--- BEGIN Data to process ---
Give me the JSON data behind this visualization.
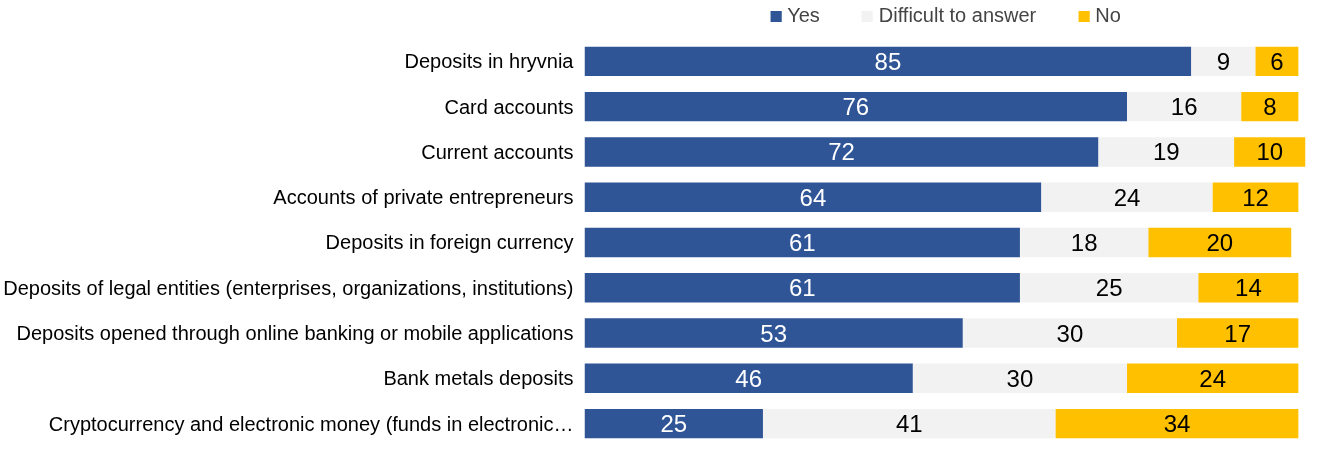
{
  "chart_data": {
    "type": "bar",
    "orientation": "horizontal",
    "stacked": true,
    "data_labels": true,
    "legend": "top",
    "grid": false,
    "tick_labels": "y",
    "xlim": [
      0,
      101
    ],
    "categories": [
      "Deposits in hryvnia",
      "Card accounts",
      "Current accounts",
      "Accounts of private entrepreneurs",
      "Deposits in foreign currency",
      "Deposits of legal entities (enterprises, organizations, institutions)",
      "Deposits opened through online banking or mobile applications",
      "Bank metals deposits",
      "Cryptocurrency and electronic money (funds in electronic…"
    ],
    "series": [
      {
        "name": "Yes",
        "color": "#2f5597",
        "values": [
          85,
          76,
          72,
          64,
          61,
          61,
          53,
          46,
          25
        ]
      },
      {
        "name": "Difficult to answer",
        "color": "#f2f2f2",
        "values": [
          9,
          16,
          19,
          24,
          18,
          25,
          30,
          30,
          41
        ]
      },
      {
        "name": "No",
        "color": "#ffc000",
        "values": [
          6,
          8,
          10,
          12,
          20,
          14,
          17,
          24,
          34
        ]
      }
    ]
  }
}
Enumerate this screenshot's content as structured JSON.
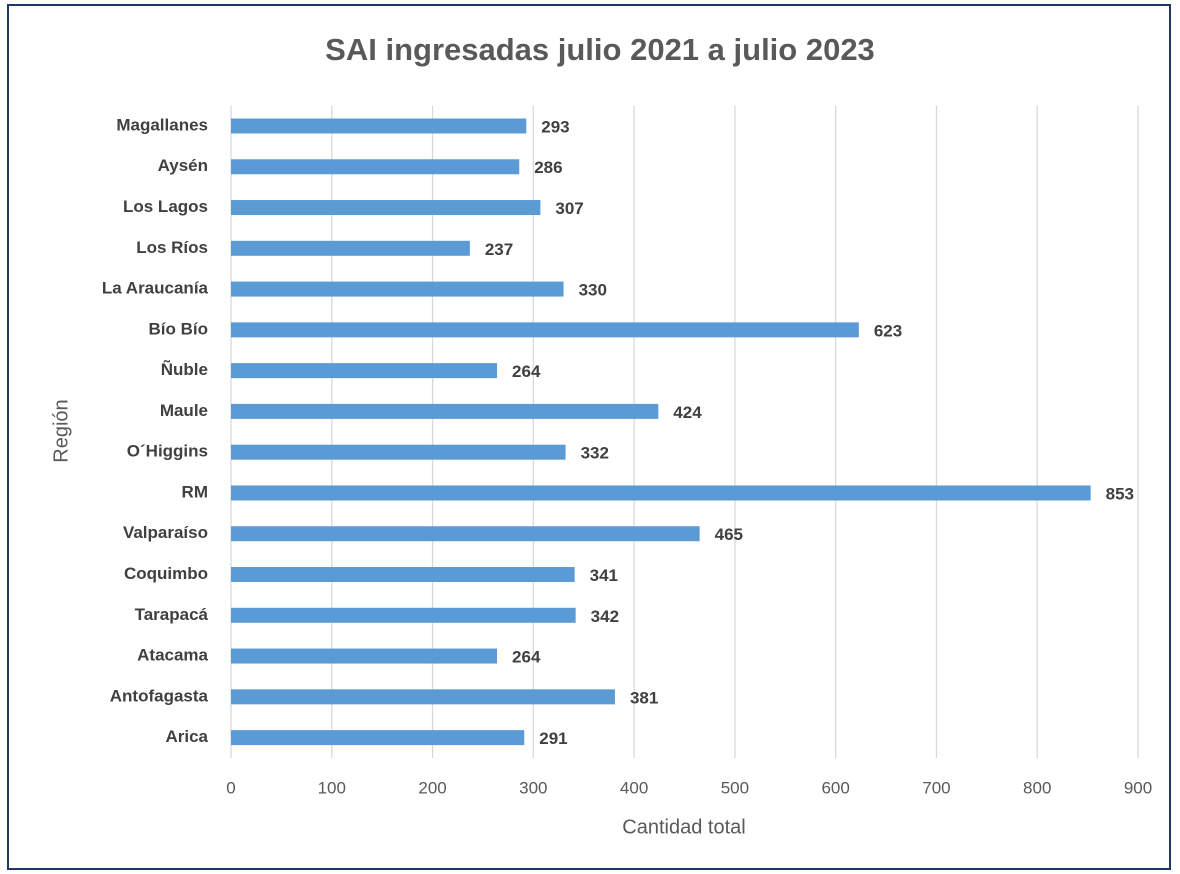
{
  "chart_data": {
    "type": "bar",
    "orientation": "horizontal",
    "title": "SAI ingresadas julio 2021 a julio 2023",
    "x_label": "Cantidad total",
    "y_label": "Región",
    "categories": [
      "Magallanes",
      "Aysén",
      "Los Lagos",
      "Los Ríos",
      "La Araucanía",
      "Bío Bío",
      "Ñuble",
      "Maule",
      "O´Higgins",
      "RM",
      "Valparaíso",
      "Coquimbo",
      "Tarapacá",
      "Atacama",
      "Antofagasta",
      "Arica"
    ],
    "values": [
      293,
      286,
      307,
      237,
      330,
      623,
      264,
      424,
      332,
      853,
      465,
      341,
      342,
      264,
      381,
      291
    ],
    "color": "#5b9bd5",
    "xlim": [
      0,
      900
    ],
    "xticks": [
      0,
      100,
      200,
      300,
      400,
      500,
      600,
      700,
      800,
      900
    ],
    "grid": true
  }
}
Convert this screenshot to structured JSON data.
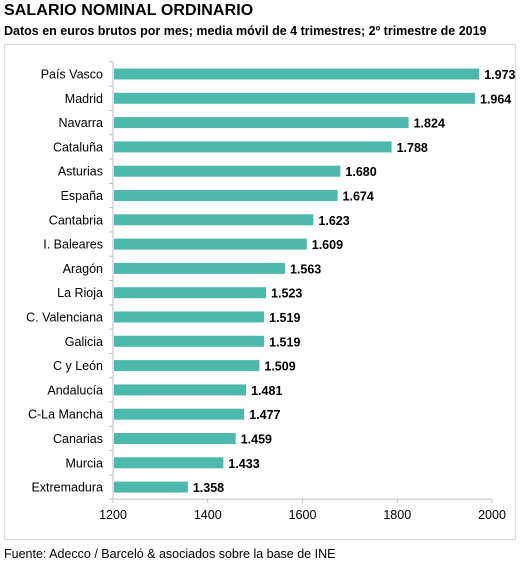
{
  "title": "SALARIO NOMINAL ORDINARIO",
  "subtitle": "Datos en euros brutos por mes; media móvil de 4 trimestres; 2º trimestre de 2019",
  "source": "Fuente: Adecco / Barceló & asociados sobre la base de INE",
  "colors": {
    "bar": "#4db9ad",
    "axis": "#bfbfbf"
  },
  "chart_data": {
    "type": "bar",
    "orientation": "horizontal",
    "title": "SALARIO NOMINAL ORDINARIO",
    "subtitle": "Datos en euros brutos por mes; media móvil de 4 trimestres; 2º trimestre de 2019",
    "categories": [
      "País Vasco",
      "Madrid",
      "Navarra",
      "Cataluña",
      "Asturias",
      "España",
      "Cantabria",
      "I. Baleares",
      "Aragón",
      "La Rioja",
      "C. Valenciana",
      "Galicia",
      "C y León",
      "Andalucía",
      "C-La Mancha",
      "Canarias",
      "Murcia",
      "Extremadura"
    ],
    "values": [
      1973,
      1964,
      1824,
      1788,
      1680,
      1674,
      1623,
      1609,
      1563,
      1523,
      1519,
      1519,
      1509,
      1481,
      1477,
      1459,
      1433,
      1358
    ],
    "value_labels": [
      "1.973",
      "1.964",
      "1.824",
      "1.788",
      "1.680",
      "1.674",
      "1.623",
      "1.609",
      "1.563",
      "1.523",
      "1.519",
      "1.519",
      "1.509",
      "1.481",
      "1.477",
      "1.459",
      "1.433",
      "1.358"
    ],
    "xlim": [
      1200,
      2000
    ],
    "xticks": [
      1200,
      1400,
      1600,
      1800,
      2000
    ],
    "xtick_labels": [
      "1200",
      "1400",
      "1600",
      "1800",
      "2000"
    ],
    "grid": false,
    "legend": "none"
  }
}
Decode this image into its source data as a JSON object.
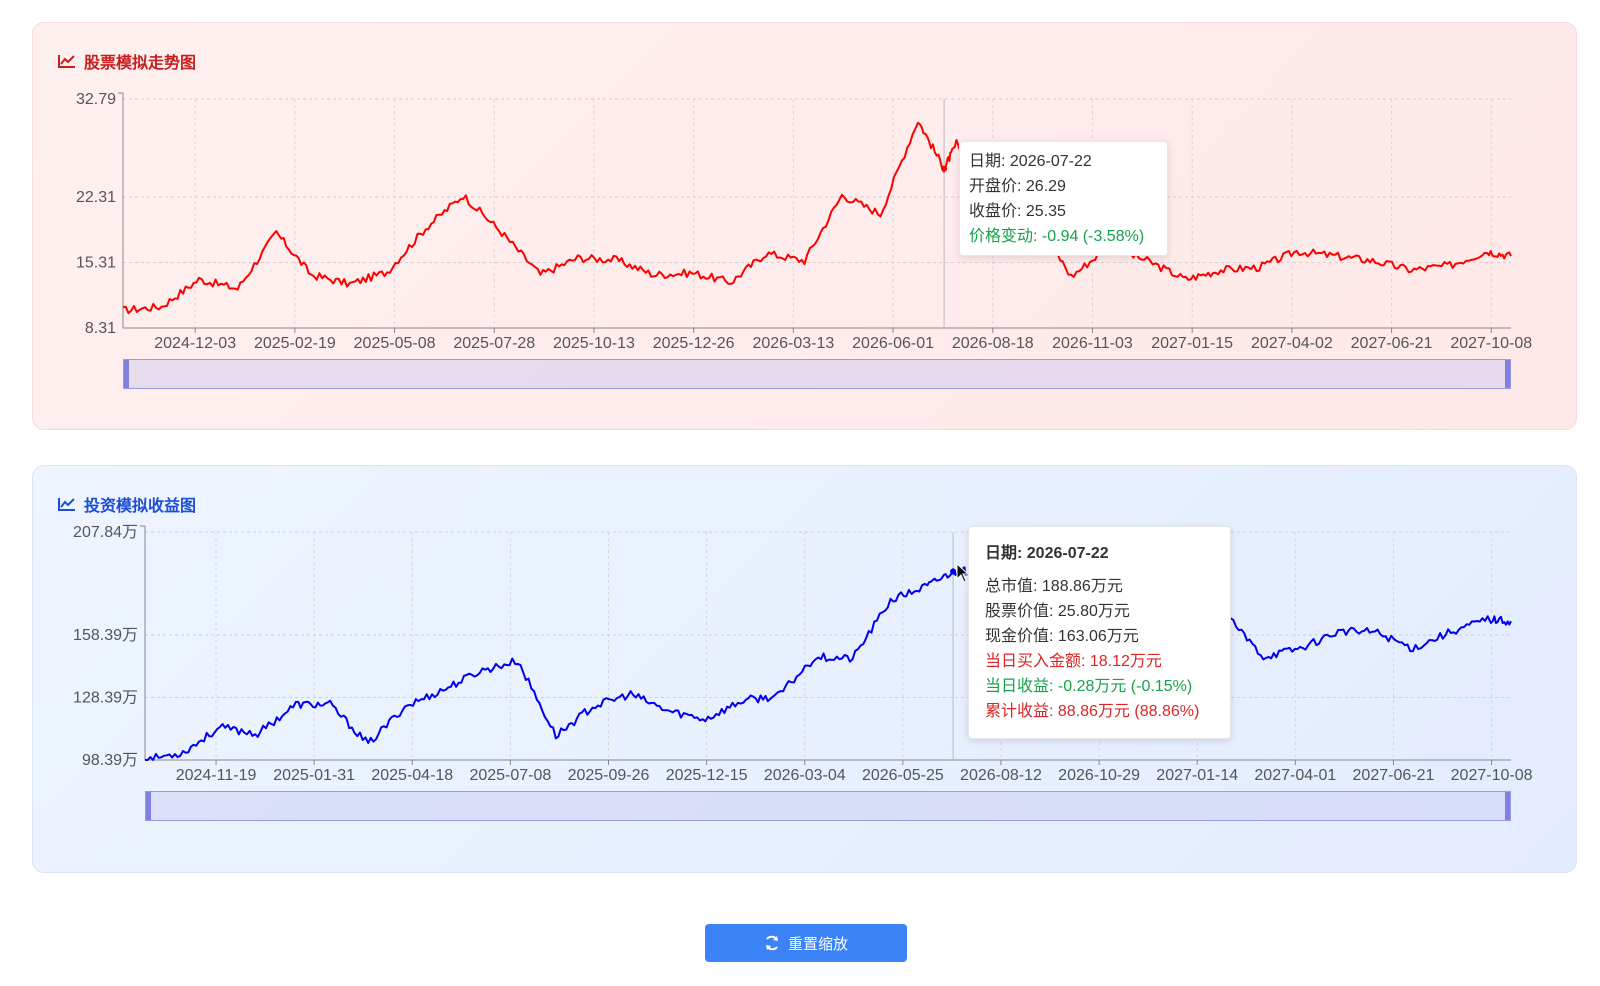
{
  "stock_panel": {
    "title": "股票模拟走势图",
    "icon": "line-chart-icon",
    "accent": "#dc2626"
  },
  "invest_panel": {
    "title": "投资模拟收益图",
    "icon": "line-chart-icon",
    "accent": "#1d4ed8"
  },
  "stock_tooltip": {
    "date": "日期: 2026-07-22",
    "open": "开盘价: 26.29",
    "close": "收盘价: 25.35",
    "change": "价格变动: -0.94 (-3.58%)"
  },
  "invest_tooltip": {
    "date": "日期: 2026-07-22",
    "total": "总市值: 188.86万元",
    "stock_value": "股票价值: 25.80万元",
    "cash_value": "现金价值: 163.06万元",
    "buy_amount": "当日买入金额: 18.12万元",
    "daily_gain": "当日收益: -0.28万元 (-0.15%)",
    "cumulative_gain": "累计收益: 88.86万元 (88.86%)"
  },
  "reset_button": {
    "label": "重置缩放",
    "icon": "refresh-icon"
  },
  "chart_data": [
    {
      "type": "line",
      "title": "股票模拟走势图",
      "color": "#ff0000",
      "y_ticks": [
        "32.79",
        "22.31",
        "15.31",
        "8.31"
      ],
      "y_tick_values": [
        32.79,
        22.31,
        15.31,
        8.31
      ],
      "x_ticks": [
        "2024-12-03",
        "2025-02-19",
        "2025-05-08",
        "2025-07-28",
        "2025-10-13",
        "2025-12-26",
        "2026-03-13",
        "2026-06-01",
        "2026-08-18",
        "2026-11-03",
        "2027-01-15",
        "2027-04-02",
        "2027-06-21",
        "2027-10-08"
      ],
      "x": [
        "2024-10-01",
        "2024-11-01",
        "2024-12-01",
        "2025-01-01",
        "2025-02-01",
        "2025-03-01",
        "2025-04-01",
        "2025-05-01",
        "2025-06-01",
        "2025-07-01",
        "2025-08-01",
        "2025-09-01",
        "2025-10-01",
        "2025-11-01",
        "2025-12-01",
        "2026-01-01",
        "2026-02-01",
        "2026-03-01",
        "2026-04-01",
        "2026-05-01",
        "2026-06-01",
        "2026-07-01",
        "2026-07-22",
        "2026-08-01",
        "2026-09-01",
        "2026-10-01",
        "2026-11-01",
        "2026-12-01",
        "2027-01-01",
        "2027-02-01",
        "2027-03-01",
        "2027-04-01",
        "2027-05-01",
        "2027-06-01",
        "2027-07-01",
        "2027-08-01",
        "2027-09-01",
        "2027-10-01",
        "2027-10-20"
      ],
      "values": [
        10.2,
        10.6,
        13.5,
        12.5,
        18.5,
        14.0,
        13.0,
        14.3,
        19.0,
        22.5,
        18.5,
        14.0,
        15.8,
        15.6,
        14.0,
        14.2,
        13.2,
        16.3,
        15.5,
        22.5,
        20.5,
        30.5,
        25.35,
        28.0,
        24.0,
        20.5,
        13.8,
        17.0,
        15.5,
        13.5,
        14.5,
        14.8,
        16.5,
        16.0,
        15.5,
        14.5,
        15.0,
        16.5,
        16.0
      ],
      "ylim": [
        8.31,
        32.79
      ],
      "grid": true
    },
    {
      "type": "line",
      "title": "投资模拟收益图",
      "color": "#0000ee",
      "y_ticks": [
        "207.84万",
        "158.39万",
        "128.39万",
        "98.39万"
      ],
      "y_tick_values": [
        207.84,
        158.39,
        128.39,
        98.39
      ],
      "x_ticks": [
        "2024-11-19",
        "2025-01-31",
        "2025-04-18",
        "2025-07-08",
        "2025-09-26",
        "2025-12-15",
        "2026-03-04",
        "2026-05-25",
        "2026-08-12",
        "2026-10-29",
        "2027-01-14",
        "2027-04-01",
        "2027-06-21",
        "2027-10-08"
      ],
      "x": [
        "2024-10-01",
        "2024-11-01",
        "2024-12-01",
        "2025-01-01",
        "2025-02-01",
        "2025-03-01",
        "2025-04-01",
        "2025-05-01",
        "2025-06-01",
        "2025-07-01",
        "2025-08-01",
        "2025-09-01",
        "2025-10-01",
        "2025-11-01",
        "2025-12-01",
        "2026-01-01",
        "2026-02-01",
        "2026-03-01",
        "2026-04-01",
        "2026-05-01",
        "2026-06-01",
        "2026-07-01",
        "2026-07-22",
        "2026-08-01",
        "2026-10-01",
        "2026-12-01",
        "2027-01-01",
        "2027-02-01",
        "2027-03-01",
        "2027-04-01",
        "2027-05-01",
        "2027-06-01",
        "2027-07-01",
        "2027-08-01",
        "2027-09-01",
        "2027-10-01",
        "2027-10-20"
      ],
      "values": [
        98.5,
        102,
        114,
        111,
        125,
        125,
        106,
        124,
        132,
        141,
        146,
        110,
        124,
        130,
        122,
        118,
        127,
        129,
        148,
        147,
        175,
        182,
        188.86,
        189,
        186,
        180,
        176,
        172,
        168,
        148,
        152,
        160,
        160,
        152,
        160,
        166,
        165
      ],
      "ylim": [
        98.39,
        207.84
      ],
      "grid": true
    }
  ]
}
--- END Data to process ---
Instruction:
State the number of lines in the records that include "ORDINARIO", and write nothing else.

Reply:
2